(Extrait choisi):
-*-

Ce qui m'étonne, c'est la pose générale de ce groupe familial : une allure moderne, en fait, si on oublie les vêtements, les bésicles de certains, et la devanture.
Nous sommes en 1927. Mon père, au premier plan, a six ans. Mon grand-père a "grimpé l'échelle sociale" Jusqu'en 1914 il fabriquait de la charcuterie, qu'il vendait dans les rues de Brest, poussant une carriole (ma grand-mère disait "sa charrette à bras").
Ce qui me touche est de "revoir" la scène suivante : Le grand-père paternel, Mathieu, a déplié une béquille, son attirail est à présent un étal. Il interpelle les badauds : "Il est chaud, il est chaud, mon boudin !"
Ce qui me fait sourire : Elles sont désormais nombreuses à s'approcher, la gamelle en main, et se font servir, à la louche, une bonne part de boudin-fumant-avec-sa-sauce. Les discussions vont bon train, bien sûr, car ces étals de rues sont les "radios-lavoirs" de la ville.
Parfois, changement de menu : ce sera jour des tripes à la bretonne, très chaudes (comment faisait-il ?).
Quel régal ce devait être, les jours de crachin et de froid ! encore meilleur que les crèpes au beurre qui dégoulinent entre les doigts ...
Ce qui est surprenant : Je me souviens non pas de cette scène que je n'ai pas connue, bien sûr, mais de l'image que je m'en fais, qui était alimentée régulièrement par les apports de ma grand-mère. Elle m'a raconté (mais où est le vrai... ?) que son Mathieu lançait la cuisson de son boudin dès son lever, et que, préparant tout son attirail, il dégustait, en guise de petit déjeuner, un grand bol de sang tiède, sans cuiller, en s'essuyant la moustache avec CE mouchoir à carreaux. Elle tendait alors vers moi la relique ...

-*-

(Données):
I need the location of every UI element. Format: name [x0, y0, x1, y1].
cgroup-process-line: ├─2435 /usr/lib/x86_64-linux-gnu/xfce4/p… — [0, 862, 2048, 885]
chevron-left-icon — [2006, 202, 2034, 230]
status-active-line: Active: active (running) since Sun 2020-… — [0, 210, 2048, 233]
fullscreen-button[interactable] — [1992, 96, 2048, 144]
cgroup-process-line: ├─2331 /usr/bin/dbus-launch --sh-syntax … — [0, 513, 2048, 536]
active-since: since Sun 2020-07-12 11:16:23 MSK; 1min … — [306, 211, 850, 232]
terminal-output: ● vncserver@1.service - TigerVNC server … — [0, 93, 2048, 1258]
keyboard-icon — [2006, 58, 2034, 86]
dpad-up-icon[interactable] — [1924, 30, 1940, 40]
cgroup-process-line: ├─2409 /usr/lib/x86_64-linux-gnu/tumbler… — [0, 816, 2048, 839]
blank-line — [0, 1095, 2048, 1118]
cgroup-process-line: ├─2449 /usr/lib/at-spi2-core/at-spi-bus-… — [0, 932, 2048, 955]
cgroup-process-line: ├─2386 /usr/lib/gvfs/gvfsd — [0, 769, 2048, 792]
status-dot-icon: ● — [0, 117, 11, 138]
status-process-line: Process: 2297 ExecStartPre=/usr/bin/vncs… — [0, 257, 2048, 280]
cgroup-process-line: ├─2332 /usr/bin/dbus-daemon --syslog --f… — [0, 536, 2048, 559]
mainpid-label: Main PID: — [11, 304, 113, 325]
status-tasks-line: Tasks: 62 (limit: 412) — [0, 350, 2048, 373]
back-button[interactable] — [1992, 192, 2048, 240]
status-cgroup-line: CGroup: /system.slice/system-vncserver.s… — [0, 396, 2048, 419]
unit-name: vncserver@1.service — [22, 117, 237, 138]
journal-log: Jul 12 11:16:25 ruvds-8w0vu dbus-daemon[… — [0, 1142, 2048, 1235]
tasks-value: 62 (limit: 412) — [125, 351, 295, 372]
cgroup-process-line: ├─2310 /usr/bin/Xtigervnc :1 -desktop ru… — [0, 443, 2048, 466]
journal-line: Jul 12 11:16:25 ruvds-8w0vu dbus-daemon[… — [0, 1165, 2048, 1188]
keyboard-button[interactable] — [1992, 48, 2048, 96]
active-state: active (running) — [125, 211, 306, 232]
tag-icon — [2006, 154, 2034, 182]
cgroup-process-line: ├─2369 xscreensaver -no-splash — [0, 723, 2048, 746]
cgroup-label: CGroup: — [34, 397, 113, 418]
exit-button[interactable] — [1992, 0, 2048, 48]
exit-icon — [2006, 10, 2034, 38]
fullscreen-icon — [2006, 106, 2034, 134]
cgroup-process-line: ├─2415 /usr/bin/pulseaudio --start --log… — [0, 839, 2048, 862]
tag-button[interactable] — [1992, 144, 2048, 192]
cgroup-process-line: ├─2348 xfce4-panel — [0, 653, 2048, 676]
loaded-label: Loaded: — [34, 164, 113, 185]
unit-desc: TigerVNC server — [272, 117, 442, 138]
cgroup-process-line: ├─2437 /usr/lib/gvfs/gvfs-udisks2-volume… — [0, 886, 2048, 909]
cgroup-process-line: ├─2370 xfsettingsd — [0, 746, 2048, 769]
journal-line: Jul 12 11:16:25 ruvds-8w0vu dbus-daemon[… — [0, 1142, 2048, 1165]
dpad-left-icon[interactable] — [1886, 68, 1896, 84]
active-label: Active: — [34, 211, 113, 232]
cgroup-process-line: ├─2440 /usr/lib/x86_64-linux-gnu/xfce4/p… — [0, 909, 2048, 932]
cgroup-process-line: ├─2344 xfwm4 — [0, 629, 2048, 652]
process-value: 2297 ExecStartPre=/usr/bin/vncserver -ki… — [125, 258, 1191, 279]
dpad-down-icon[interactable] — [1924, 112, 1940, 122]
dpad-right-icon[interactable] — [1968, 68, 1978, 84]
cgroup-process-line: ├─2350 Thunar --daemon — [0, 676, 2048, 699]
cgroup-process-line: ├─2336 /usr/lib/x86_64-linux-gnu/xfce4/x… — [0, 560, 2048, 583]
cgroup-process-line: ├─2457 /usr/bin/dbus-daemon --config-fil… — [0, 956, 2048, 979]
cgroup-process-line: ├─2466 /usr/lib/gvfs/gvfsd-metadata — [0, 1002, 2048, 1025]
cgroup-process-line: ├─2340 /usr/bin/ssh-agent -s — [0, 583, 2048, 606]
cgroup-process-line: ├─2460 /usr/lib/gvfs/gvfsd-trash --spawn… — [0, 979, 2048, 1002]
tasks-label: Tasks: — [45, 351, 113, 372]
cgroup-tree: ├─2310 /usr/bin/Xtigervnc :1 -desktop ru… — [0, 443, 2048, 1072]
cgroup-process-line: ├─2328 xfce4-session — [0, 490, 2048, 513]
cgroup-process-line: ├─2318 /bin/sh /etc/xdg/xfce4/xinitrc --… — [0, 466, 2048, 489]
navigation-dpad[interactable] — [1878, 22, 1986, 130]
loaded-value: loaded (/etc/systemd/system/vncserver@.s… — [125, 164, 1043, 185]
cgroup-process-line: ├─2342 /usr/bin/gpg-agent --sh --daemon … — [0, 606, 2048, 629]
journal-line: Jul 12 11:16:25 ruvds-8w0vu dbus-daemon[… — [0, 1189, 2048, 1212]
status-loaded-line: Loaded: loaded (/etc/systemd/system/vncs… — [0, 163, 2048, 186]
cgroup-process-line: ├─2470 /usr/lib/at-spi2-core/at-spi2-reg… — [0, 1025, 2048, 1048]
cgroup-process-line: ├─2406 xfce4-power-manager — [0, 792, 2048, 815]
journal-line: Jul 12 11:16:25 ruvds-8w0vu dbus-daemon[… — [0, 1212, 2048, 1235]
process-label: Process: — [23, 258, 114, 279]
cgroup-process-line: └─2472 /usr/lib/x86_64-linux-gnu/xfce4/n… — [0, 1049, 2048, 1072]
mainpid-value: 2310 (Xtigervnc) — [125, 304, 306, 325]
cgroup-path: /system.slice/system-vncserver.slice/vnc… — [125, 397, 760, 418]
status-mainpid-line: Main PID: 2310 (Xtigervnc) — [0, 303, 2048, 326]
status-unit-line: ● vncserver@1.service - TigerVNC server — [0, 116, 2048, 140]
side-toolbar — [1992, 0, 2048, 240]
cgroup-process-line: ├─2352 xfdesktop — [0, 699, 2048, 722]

-*-

(Consignes):
1) Restituez le passage de l'extrait qui commence par "Ce qui me touche" et se poursuit jusqu'à "de la ville.".
2) D'après l'extrait, comment la grand-mère appelait-elle la carriole que poussait le grand-père ?
Pour répondre, appuyez-vous uniquement sur l'extrait.

(Corrigé):
1)
Ce qui me touche est de "revoir" la scène suivante : Le grand-père paternel, Mathieu, a déplié une béquille, son attirail est à présent un étal. Il interpelle les badauds : "Il est chaud, il est chaud, mon boudin !"
Ce qui me fait sourire : Elles sont désormais nombreuses à s'approcher, la gamelle en main, et se font servir, à la louche, une bonne part de boudin-fumant-avec-sa-sauce. Les discussions vont bon train, bien sûr, car ces étals de rues sont les "radios-lavoirs" de la ville.

2) Elle l'appelait « sa charrette à bras ».